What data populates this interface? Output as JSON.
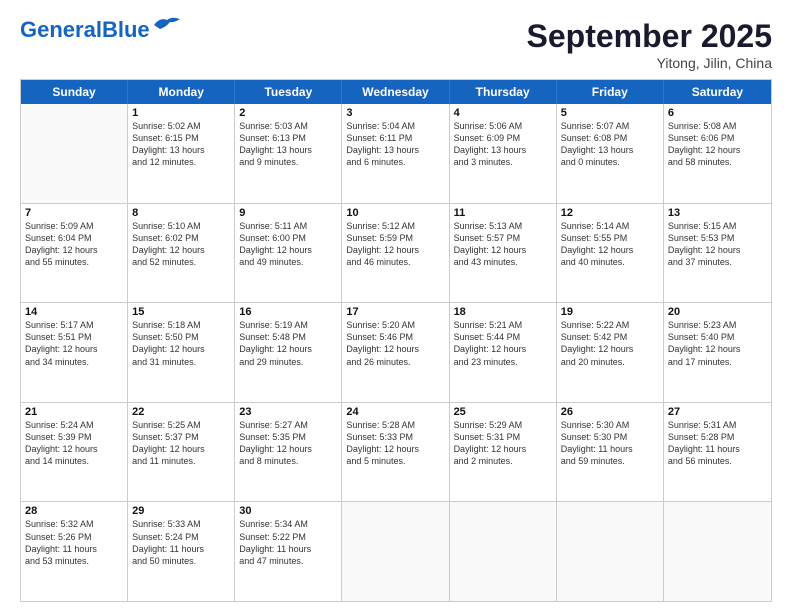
{
  "logo": {
    "line1": "General",
    "line2": "Blue"
  },
  "title": "September 2025",
  "location": "Yitong, Jilin, China",
  "days_header": [
    "Sunday",
    "Monday",
    "Tuesday",
    "Wednesday",
    "Thursday",
    "Friday",
    "Saturday"
  ],
  "weeks": [
    [
      {
        "day": "",
        "info": ""
      },
      {
        "day": "1",
        "info": "Sunrise: 5:02 AM\nSunset: 6:15 PM\nDaylight: 13 hours\nand 12 minutes."
      },
      {
        "day": "2",
        "info": "Sunrise: 5:03 AM\nSunset: 6:13 PM\nDaylight: 13 hours\nand 9 minutes."
      },
      {
        "day": "3",
        "info": "Sunrise: 5:04 AM\nSunset: 6:11 PM\nDaylight: 13 hours\nand 6 minutes."
      },
      {
        "day": "4",
        "info": "Sunrise: 5:06 AM\nSunset: 6:09 PM\nDaylight: 13 hours\nand 3 minutes."
      },
      {
        "day": "5",
        "info": "Sunrise: 5:07 AM\nSunset: 6:08 PM\nDaylight: 13 hours\nand 0 minutes."
      },
      {
        "day": "6",
        "info": "Sunrise: 5:08 AM\nSunset: 6:06 PM\nDaylight: 12 hours\nand 58 minutes."
      }
    ],
    [
      {
        "day": "7",
        "info": "Sunrise: 5:09 AM\nSunset: 6:04 PM\nDaylight: 12 hours\nand 55 minutes."
      },
      {
        "day": "8",
        "info": "Sunrise: 5:10 AM\nSunset: 6:02 PM\nDaylight: 12 hours\nand 52 minutes."
      },
      {
        "day": "9",
        "info": "Sunrise: 5:11 AM\nSunset: 6:00 PM\nDaylight: 12 hours\nand 49 minutes."
      },
      {
        "day": "10",
        "info": "Sunrise: 5:12 AM\nSunset: 5:59 PM\nDaylight: 12 hours\nand 46 minutes."
      },
      {
        "day": "11",
        "info": "Sunrise: 5:13 AM\nSunset: 5:57 PM\nDaylight: 12 hours\nand 43 minutes."
      },
      {
        "day": "12",
        "info": "Sunrise: 5:14 AM\nSunset: 5:55 PM\nDaylight: 12 hours\nand 40 minutes."
      },
      {
        "day": "13",
        "info": "Sunrise: 5:15 AM\nSunset: 5:53 PM\nDaylight: 12 hours\nand 37 minutes."
      }
    ],
    [
      {
        "day": "14",
        "info": "Sunrise: 5:17 AM\nSunset: 5:51 PM\nDaylight: 12 hours\nand 34 minutes."
      },
      {
        "day": "15",
        "info": "Sunrise: 5:18 AM\nSunset: 5:50 PM\nDaylight: 12 hours\nand 31 minutes."
      },
      {
        "day": "16",
        "info": "Sunrise: 5:19 AM\nSunset: 5:48 PM\nDaylight: 12 hours\nand 29 minutes."
      },
      {
        "day": "17",
        "info": "Sunrise: 5:20 AM\nSunset: 5:46 PM\nDaylight: 12 hours\nand 26 minutes."
      },
      {
        "day": "18",
        "info": "Sunrise: 5:21 AM\nSunset: 5:44 PM\nDaylight: 12 hours\nand 23 minutes."
      },
      {
        "day": "19",
        "info": "Sunrise: 5:22 AM\nSunset: 5:42 PM\nDaylight: 12 hours\nand 20 minutes."
      },
      {
        "day": "20",
        "info": "Sunrise: 5:23 AM\nSunset: 5:40 PM\nDaylight: 12 hours\nand 17 minutes."
      }
    ],
    [
      {
        "day": "21",
        "info": "Sunrise: 5:24 AM\nSunset: 5:39 PM\nDaylight: 12 hours\nand 14 minutes."
      },
      {
        "day": "22",
        "info": "Sunrise: 5:25 AM\nSunset: 5:37 PM\nDaylight: 12 hours\nand 11 minutes."
      },
      {
        "day": "23",
        "info": "Sunrise: 5:27 AM\nSunset: 5:35 PM\nDaylight: 12 hours\nand 8 minutes."
      },
      {
        "day": "24",
        "info": "Sunrise: 5:28 AM\nSunset: 5:33 PM\nDaylight: 12 hours\nand 5 minutes."
      },
      {
        "day": "25",
        "info": "Sunrise: 5:29 AM\nSunset: 5:31 PM\nDaylight: 12 hours\nand 2 minutes."
      },
      {
        "day": "26",
        "info": "Sunrise: 5:30 AM\nSunset: 5:30 PM\nDaylight: 11 hours\nand 59 minutes."
      },
      {
        "day": "27",
        "info": "Sunrise: 5:31 AM\nSunset: 5:28 PM\nDaylight: 11 hours\nand 56 minutes."
      }
    ],
    [
      {
        "day": "28",
        "info": "Sunrise: 5:32 AM\nSunset: 5:26 PM\nDaylight: 11 hours\nand 53 minutes."
      },
      {
        "day": "29",
        "info": "Sunrise: 5:33 AM\nSunset: 5:24 PM\nDaylight: 11 hours\nand 50 minutes."
      },
      {
        "day": "30",
        "info": "Sunrise: 5:34 AM\nSunset: 5:22 PM\nDaylight: 11 hours\nand 47 minutes."
      },
      {
        "day": "",
        "info": ""
      },
      {
        "day": "",
        "info": ""
      },
      {
        "day": "",
        "info": ""
      },
      {
        "day": "",
        "info": ""
      }
    ]
  ]
}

* * *

▸ Task to complete: All of the lines above should be printed exactly, minus the pictures.

▸ Exercise output:
What data populates this interface? Output as JSON.
{
  "logo": {
    "line1": "General",
    "line2": "Blue"
  },
  "title": "September 2025",
  "location": "Yitong, Jilin, China",
  "days_header": [
    "Sunday",
    "Monday",
    "Tuesday",
    "Wednesday",
    "Thursday",
    "Friday",
    "Saturday"
  ],
  "weeks": [
    [
      {
        "day": "",
        "info": ""
      },
      {
        "day": "1",
        "info": "Sunrise: 5:02 AM\nSunset: 6:15 PM\nDaylight: 13 hours\nand 12 minutes."
      },
      {
        "day": "2",
        "info": "Sunrise: 5:03 AM\nSunset: 6:13 PM\nDaylight: 13 hours\nand 9 minutes."
      },
      {
        "day": "3",
        "info": "Sunrise: 5:04 AM\nSunset: 6:11 PM\nDaylight: 13 hours\nand 6 minutes."
      },
      {
        "day": "4",
        "info": "Sunrise: 5:06 AM\nSunset: 6:09 PM\nDaylight: 13 hours\nand 3 minutes."
      },
      {
        "day": "5",
        "info": "Sunrise: 5:07 AM\nSunset: 6:08 PM\nDaylight: 13 hours\nand 0 minutes."
      },
      {
        "day": "6",
        "info": "Sunrise: 5:08 AM\nSunset: 6:06 PM\nDaylight: 12 hours\nand 58 minutes."
      }
    ],
    [
      {
        "day": "7",
        "info": "Sunrise: 5:09 AM\nSunset: 6:04 PM\nDaylight: 12 hours\nand 55 minutes."
      },
      {
        "day": "8",
        "info": "Sunrise: 5:10 AM\nSunset: 6:02 PM\nDaylight: 12 hours\nand 52 minutes."
      },
      {
        "day": "9",
        "info": "Sunrise: 5:11 AM\nSunset: 6:00 PM\nDaylight: 12 hours\nand 49 minutes."
      },
      {
        "day": "10",
        "info": "Sunrise: 5:12 AM\nSunset: 5:59 PM\nDaylight: 12 hours\nand 46 minutes."
      },
      {
        "day": "11",
        "info": "Sunrise: 5:13 AM\nSunset: 5:57 PM\nDaylight: 12 hours\nand 43 minutes."
      },
      {
        "day": "12",
        "info": "Sunrise: 5:14 AM\nSunset: 5:55 PM\nDaylight: 12 hours\nand 40 minutes."
      },
      {
        "day": "13",
        "info": "Sunrise: 5:15 AM\nSunset: 5:53 PM\nDaylight: 12 hours\nand 37 minutes."
      }
    ],
    [
      {
        "day": "14",
        "info": "Sunrise: 5:17 AM\nSunset: 5:51 PM\nDaylight: 12 hours\nand 34 minutes."
      },
      {
        "day": "15",
        "info": "Sunrise: 5:18 AM\nSunset: 5:50 PM\nDaylight: 12 hours\nand 31 minutes."
      },
      {
        "day": "16",
        "info": "Sunrise: 5:19 AM\nSunset: 5:48 PM\nDaylight: 12 hours\nand 29 minutes."
      },
      {
        "day": "17",
        "info": "Sunrise: 5:20 AM\nSunset: 5:46 PM\nDaylight: 12 hours\nand 26 minutes."
      },
      {
        "day": "18",
        "info": "Sunrise: 5:21 AM\nSunset: 5:44 PM\nDaylight: 12 hours\nand 23 minutes."
      },
      {
        "day": "19",
        "info": "Sunrise: 5:22 AM\nSunset: 5:42 PM\nDaylight: 12 hours\nand 20 minutes."
      },
      {
        "day": "20",
        "info": "Sunrise: 5:23 AM\nSunset: 5:40 PM\nDaylight: 12 hours\nand 17 minutes."
      }
    ],
    [
      {
        "day": "21",
        "info": "Sunrise: 5:24 AM\nSunset: 5:39 PM\nDaylight: 12 hours\nand 14 minutes."
      },
      {
        "day": "22",
        "info": "Sunrise: 5:25 AM\nSunset: 5:37 PM\nDaylight: 12 hours\nand 11 minutes."
      },
      {
        "day": "23",
        "info": "Sunrise: 5:27 AM\nSunset: 5:35 PM\nDaylight: 12 hours\nand 8 minutes."
      },
      {
        "day": "24",
        "info": "Sunrise: 5:28 AM\nSunset: 5:33 PM\nDaylight: 12 hours\nand 5 minutes."
      },
      {
        "day": "25",
        "info": "Sunrise: 5:29 AM\nSunset: 5:31 PM\nDaylight: 12 hours\nand 2 minutes."
      },
      {
        "day": "26",
        "info": "Sunrise: 5:30 AM\nSunset: 5:30 PM\nDaylight: 11 hours\nand 59 minutes."
      },
      {
        "day": "27",
        "info": "Sunrise: 5:31 AM\nSunset: 5:28 PM\nDaylight: 11 hours\nand 56 minutes."
      }
    ],
    [
      {
        "day": "28",
        "info": "Sunrise: 5:32 AM\nSunset: 5:26 PM\nDaylight: 11 hours\nand 53 minutes."
      },
      {
        "day": "29",
        "info": "Sunrise: 5:33 AM\nSunset: 5:24 PM\nDaylight: 11 hours\nand 50 minutes."
      },
      {
        "day": "30",
        "info": "Sunrise: 5:34 AM\nSunset: 5:22 PM\nDaylight: 11 hours\nand 47 minutes."
      },
      {
        "day": "",
        "info": ""
      },
      {
        "day": "",
        "info": ""
      },
      {
        "day": "",
        "info": ""
      },
      {
        "day": "",
        "info": ""
      }
    ]
  ]
}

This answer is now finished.